**Information shown**:
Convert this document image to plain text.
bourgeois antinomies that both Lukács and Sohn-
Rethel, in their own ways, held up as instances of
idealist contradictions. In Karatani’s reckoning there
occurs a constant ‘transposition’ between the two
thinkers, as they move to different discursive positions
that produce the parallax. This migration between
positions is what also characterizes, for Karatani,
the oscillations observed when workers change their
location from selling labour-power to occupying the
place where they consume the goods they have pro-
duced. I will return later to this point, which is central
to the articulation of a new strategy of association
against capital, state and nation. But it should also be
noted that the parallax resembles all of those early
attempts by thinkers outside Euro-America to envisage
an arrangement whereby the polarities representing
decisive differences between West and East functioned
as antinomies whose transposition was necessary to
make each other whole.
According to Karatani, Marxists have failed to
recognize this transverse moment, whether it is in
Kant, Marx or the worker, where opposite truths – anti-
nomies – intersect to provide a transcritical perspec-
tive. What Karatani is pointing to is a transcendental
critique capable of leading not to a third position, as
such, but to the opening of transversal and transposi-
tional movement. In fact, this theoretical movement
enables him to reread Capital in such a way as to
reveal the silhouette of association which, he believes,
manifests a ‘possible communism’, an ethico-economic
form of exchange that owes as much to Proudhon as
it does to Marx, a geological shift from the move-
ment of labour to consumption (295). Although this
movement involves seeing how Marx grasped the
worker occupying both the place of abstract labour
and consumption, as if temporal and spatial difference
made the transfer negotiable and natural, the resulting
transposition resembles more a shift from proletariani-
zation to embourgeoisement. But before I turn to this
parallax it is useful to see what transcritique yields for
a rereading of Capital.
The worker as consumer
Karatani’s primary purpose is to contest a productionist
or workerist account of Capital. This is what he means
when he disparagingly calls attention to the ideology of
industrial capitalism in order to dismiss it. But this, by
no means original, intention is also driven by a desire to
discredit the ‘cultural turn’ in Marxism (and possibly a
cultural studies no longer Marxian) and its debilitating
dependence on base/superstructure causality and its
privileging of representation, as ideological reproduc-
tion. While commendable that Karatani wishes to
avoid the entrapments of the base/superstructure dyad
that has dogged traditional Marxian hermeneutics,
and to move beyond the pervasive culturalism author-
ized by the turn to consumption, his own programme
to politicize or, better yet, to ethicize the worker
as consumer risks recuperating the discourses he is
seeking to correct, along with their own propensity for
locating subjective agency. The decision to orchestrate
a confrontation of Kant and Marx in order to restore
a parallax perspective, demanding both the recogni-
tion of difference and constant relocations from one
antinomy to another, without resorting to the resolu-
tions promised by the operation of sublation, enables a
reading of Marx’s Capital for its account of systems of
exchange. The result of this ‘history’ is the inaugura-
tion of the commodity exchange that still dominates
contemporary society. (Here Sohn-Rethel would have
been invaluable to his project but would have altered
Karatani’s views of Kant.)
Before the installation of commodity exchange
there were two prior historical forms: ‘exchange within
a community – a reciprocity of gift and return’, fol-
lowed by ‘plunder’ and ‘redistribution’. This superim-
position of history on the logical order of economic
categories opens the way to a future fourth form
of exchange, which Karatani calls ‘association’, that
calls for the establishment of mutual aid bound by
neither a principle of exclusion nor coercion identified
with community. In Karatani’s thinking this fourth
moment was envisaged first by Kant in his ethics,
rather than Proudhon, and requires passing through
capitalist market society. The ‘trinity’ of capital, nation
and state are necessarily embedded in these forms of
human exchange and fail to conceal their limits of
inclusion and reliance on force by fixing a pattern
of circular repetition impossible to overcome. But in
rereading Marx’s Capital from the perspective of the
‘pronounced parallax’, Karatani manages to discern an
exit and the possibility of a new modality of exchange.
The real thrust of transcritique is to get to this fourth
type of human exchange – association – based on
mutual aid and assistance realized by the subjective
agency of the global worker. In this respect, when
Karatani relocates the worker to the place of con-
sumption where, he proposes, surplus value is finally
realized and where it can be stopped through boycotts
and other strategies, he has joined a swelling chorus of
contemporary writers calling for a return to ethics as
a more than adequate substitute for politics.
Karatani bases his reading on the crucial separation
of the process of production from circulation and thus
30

**Exercise directions**: Identify and extract each line of the listing that contains "more".

**Worked solution**:
transposition resembles more a shift from proletariani-
a more than adequate substitute for politics.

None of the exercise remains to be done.